Transcribe the lines below verbatim, skipping the images.

^^^^^^^^

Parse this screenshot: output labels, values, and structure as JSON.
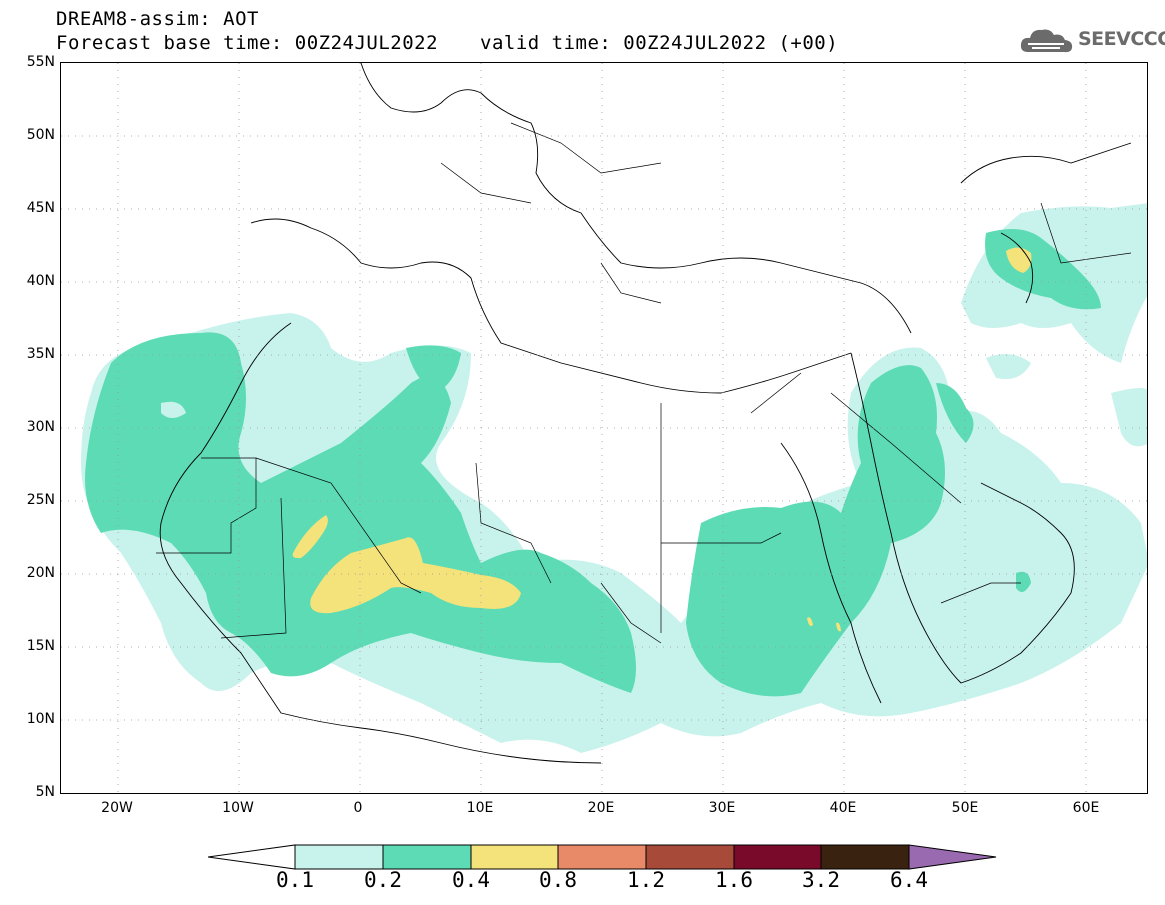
{
  "title_line1": "DREAM8-assim: AOT",
  "title_line2": "Forecast base time: 00Z24JUL2022",
  "title_valid": "valid time: 00Z24JUL2022 (+00)",
  "logo_text": "SEEVCCC",
  "logo_icon": "cloud-gear-icon",
  "lat_labels": [
    "55N",
    "50N",
    "45N",
    "40N",
    "35N",
    "30N",
    "25N",
    "20N",
    "15N",
    "10N",
    "5N"
  ],
  "lon_labels": [
    "20W",
    "10W",
    "0",
    "10E",
    "20E",
    "30E",
    "40E",
    "50E",
    "60E"
  ],
  "colorbar": {
    "labels": [
      "0.1",
      "0.2",
      "0.4",
      "0.8",
      "1.2",
      "1.6",
      "3.2",
      "6.4"
    ],
    "colors": [
      "#ffffff",
      "#c8f2ec",
      "#5cdbb5",
      "#f4e27a",
      "#e88a68",
      "#a84a3a",
      "#7a0a2a",
      "#3a2210",
      "#9a6ab0"
    ]
  },
  "aot_colors": {
    "c01": "#c8f2ec",
    "c02": "#5cdbb5",
    "c04": "#f4e27a"
  }
}
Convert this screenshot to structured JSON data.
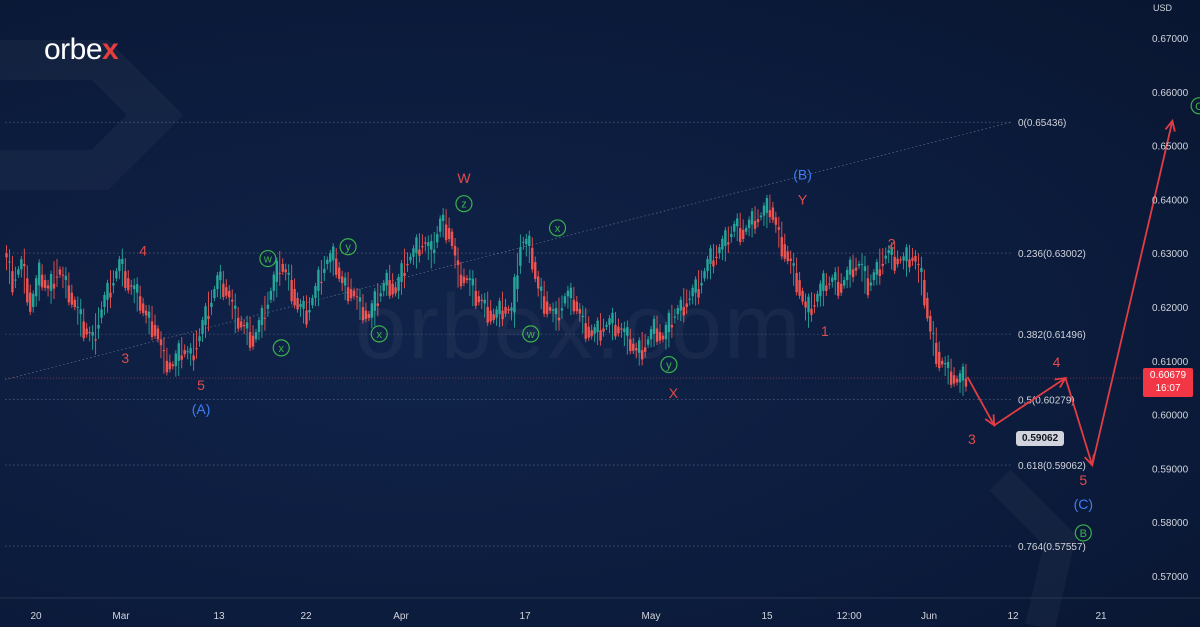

^^^^^^^^

IN RESPONSE:
Parse this screenshot: output labels, values, and structure as JSON.
{
  "title_line1": "DREAM8-assim: AOT",
  "title_line2": "Forecast base time: 00Z24JUL2022",
  "title_valid": "valid time: 00Z24JUL2022 (+00)",
  "logo_text": "SEEVCCC",
  "logo_icon": "cloud-gear-icon",
  "lat_labels": [
    "55N",
    "50N",
    "45N",
    "40N",
    "35N",
    "30N",
    "25N",
    "20N",
    "15N",
    "10N",
    "5N"
  ],
  "lon_labels": [
    "20W",
    "10W",
    "0",
    "10E",
    "20E",
    "30E",
    "40E",
    "50E",
    "60E"
  ],
  "colorbar": {
    "labels": [
      "0.1",
      "0.2",
      "0.4",
      "0.8",
      "1.2",
      "1.6",
      "3.2",
      "6.4"
    ],
    "colors": [
      "#ffffff",
      "#c8f2ec",
      "#5cdbb5",
      "#f4e27a",
      "#e88a68",
      "#a84a3a",
      "#7a0a2a",
      "#3a2210",
      "#9a6ab0"
    ]
  },
  "aot_colors": {
    "c01": "#c8f2ec",
    "c02": "#5cdbb5",
    "c04": "#f4e27a"
  }
}
Convert this screenshot to structured JSON data.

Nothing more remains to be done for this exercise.